Gather all lines with the word "modified" in them.

--- Begin STORED ROWS ---

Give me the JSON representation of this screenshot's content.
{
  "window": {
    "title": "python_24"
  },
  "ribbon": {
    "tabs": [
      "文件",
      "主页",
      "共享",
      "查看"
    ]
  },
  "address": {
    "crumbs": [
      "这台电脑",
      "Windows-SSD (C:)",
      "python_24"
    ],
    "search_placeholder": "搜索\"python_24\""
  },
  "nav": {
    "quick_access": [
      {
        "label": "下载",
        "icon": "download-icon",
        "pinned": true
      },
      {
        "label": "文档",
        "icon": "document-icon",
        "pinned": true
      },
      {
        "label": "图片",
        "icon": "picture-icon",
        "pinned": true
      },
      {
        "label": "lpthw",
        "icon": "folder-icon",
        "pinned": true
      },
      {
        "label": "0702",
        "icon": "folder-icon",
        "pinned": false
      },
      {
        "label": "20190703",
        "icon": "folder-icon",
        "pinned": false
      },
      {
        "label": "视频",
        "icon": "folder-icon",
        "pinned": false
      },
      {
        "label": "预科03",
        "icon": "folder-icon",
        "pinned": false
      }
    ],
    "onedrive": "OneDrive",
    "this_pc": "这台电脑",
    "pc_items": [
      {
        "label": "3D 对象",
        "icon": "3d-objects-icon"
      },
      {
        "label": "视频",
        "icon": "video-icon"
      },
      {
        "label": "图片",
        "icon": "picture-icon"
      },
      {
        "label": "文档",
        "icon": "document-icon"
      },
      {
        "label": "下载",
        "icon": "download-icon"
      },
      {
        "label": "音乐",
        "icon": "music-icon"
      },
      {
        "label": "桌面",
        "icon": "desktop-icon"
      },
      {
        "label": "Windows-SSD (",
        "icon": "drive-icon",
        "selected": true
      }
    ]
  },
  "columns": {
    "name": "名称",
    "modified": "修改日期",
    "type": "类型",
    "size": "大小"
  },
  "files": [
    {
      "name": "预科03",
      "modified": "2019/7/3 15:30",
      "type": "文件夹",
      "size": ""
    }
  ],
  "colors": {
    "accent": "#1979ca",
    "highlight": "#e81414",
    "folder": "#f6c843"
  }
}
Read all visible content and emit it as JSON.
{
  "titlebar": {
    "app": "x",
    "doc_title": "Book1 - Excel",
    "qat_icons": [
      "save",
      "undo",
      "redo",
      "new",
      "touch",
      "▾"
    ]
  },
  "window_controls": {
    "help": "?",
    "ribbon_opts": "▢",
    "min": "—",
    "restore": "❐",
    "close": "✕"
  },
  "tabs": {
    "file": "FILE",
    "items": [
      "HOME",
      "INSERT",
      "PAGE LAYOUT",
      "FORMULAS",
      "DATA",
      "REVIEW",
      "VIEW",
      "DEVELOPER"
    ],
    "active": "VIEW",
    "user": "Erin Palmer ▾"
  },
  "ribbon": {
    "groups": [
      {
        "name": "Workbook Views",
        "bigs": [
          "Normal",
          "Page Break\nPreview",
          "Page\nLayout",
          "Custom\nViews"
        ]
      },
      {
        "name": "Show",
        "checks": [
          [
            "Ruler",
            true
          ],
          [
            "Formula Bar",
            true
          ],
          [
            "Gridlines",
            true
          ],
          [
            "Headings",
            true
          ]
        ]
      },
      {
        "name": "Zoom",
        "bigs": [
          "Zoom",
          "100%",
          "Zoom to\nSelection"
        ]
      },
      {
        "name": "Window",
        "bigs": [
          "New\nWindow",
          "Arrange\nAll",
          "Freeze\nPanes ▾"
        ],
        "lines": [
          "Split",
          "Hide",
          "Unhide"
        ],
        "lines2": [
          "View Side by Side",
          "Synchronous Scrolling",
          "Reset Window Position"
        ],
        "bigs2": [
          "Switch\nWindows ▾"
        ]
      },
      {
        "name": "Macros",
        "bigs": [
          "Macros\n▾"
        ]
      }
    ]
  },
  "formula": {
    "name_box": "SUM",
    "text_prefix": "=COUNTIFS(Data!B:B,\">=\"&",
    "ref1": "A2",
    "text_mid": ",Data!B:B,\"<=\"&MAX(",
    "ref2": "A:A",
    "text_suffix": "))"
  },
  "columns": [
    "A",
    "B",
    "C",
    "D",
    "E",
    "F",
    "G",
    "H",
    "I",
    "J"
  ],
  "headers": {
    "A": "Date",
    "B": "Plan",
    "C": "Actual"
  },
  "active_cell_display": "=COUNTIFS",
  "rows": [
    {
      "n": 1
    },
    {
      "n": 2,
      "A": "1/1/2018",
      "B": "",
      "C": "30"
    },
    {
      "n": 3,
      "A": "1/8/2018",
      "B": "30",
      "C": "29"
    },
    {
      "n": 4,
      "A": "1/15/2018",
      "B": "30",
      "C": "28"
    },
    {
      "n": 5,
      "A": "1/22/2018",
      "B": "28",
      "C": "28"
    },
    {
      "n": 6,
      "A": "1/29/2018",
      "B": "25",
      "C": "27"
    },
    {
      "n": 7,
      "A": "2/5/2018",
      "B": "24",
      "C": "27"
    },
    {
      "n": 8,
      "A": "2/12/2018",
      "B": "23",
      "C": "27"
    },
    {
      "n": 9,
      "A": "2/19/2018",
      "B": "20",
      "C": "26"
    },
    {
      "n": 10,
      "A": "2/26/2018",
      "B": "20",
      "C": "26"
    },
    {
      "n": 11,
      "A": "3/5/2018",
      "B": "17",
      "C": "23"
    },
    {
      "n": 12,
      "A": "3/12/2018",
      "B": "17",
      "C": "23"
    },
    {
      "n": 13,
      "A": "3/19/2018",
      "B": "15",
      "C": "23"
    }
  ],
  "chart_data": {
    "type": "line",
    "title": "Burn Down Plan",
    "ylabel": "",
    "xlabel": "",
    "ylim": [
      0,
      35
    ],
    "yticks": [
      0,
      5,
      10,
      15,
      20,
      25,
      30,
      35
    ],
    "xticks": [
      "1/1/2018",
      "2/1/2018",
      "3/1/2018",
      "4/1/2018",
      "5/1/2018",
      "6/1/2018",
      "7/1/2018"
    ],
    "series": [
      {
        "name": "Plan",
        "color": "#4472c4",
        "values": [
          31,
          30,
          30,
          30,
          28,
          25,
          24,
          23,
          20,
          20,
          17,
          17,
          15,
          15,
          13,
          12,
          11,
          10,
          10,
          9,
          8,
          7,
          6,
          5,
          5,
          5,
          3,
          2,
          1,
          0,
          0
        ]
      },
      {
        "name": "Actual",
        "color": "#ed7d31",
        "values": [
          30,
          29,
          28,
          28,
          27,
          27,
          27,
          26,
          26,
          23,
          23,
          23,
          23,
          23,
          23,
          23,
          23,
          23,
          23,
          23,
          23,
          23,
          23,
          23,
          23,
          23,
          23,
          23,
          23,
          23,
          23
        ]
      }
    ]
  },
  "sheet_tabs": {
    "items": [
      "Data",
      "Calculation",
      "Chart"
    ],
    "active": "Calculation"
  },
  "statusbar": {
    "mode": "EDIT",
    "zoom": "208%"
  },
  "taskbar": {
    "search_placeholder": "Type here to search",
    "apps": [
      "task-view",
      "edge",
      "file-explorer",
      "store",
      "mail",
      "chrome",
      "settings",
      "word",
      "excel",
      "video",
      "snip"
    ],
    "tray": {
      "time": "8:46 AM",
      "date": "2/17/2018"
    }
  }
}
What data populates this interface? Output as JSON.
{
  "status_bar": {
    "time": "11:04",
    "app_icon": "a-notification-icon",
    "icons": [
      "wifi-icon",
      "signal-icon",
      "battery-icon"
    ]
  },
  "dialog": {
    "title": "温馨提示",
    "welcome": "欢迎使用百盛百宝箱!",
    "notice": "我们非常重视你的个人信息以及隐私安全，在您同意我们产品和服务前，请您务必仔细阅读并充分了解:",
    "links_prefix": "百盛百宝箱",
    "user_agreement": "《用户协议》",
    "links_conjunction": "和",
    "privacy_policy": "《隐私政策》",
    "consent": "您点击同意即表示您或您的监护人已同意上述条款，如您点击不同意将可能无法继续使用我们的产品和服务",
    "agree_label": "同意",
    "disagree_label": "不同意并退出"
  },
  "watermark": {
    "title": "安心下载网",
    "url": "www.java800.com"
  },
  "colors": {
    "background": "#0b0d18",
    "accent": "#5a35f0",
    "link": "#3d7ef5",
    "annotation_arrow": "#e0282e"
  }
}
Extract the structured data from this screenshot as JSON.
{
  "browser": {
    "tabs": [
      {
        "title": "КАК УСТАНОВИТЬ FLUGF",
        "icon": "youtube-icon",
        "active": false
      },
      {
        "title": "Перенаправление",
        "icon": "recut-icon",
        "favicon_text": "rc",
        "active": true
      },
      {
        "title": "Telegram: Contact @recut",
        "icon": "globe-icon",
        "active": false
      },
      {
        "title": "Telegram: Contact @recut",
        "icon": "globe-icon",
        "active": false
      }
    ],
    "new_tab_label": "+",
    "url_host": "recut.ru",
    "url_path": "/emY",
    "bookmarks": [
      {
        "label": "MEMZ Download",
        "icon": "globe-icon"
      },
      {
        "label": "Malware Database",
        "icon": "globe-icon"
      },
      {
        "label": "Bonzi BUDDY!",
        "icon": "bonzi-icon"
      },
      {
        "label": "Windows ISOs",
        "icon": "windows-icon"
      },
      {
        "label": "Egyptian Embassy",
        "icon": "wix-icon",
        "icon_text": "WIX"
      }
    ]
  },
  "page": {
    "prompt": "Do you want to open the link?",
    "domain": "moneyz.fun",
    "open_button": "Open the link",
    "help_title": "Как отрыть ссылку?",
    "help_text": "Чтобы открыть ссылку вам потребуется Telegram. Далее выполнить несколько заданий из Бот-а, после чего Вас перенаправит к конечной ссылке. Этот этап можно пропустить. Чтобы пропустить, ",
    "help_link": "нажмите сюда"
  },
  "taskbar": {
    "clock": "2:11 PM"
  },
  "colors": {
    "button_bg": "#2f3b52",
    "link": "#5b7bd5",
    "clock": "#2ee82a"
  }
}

--- End STORED ROWS ---

- **SOLUTION FOR THIS PROBLEM**
    "modified": "修改日期",
      "modified": "2019/7/3 15:30",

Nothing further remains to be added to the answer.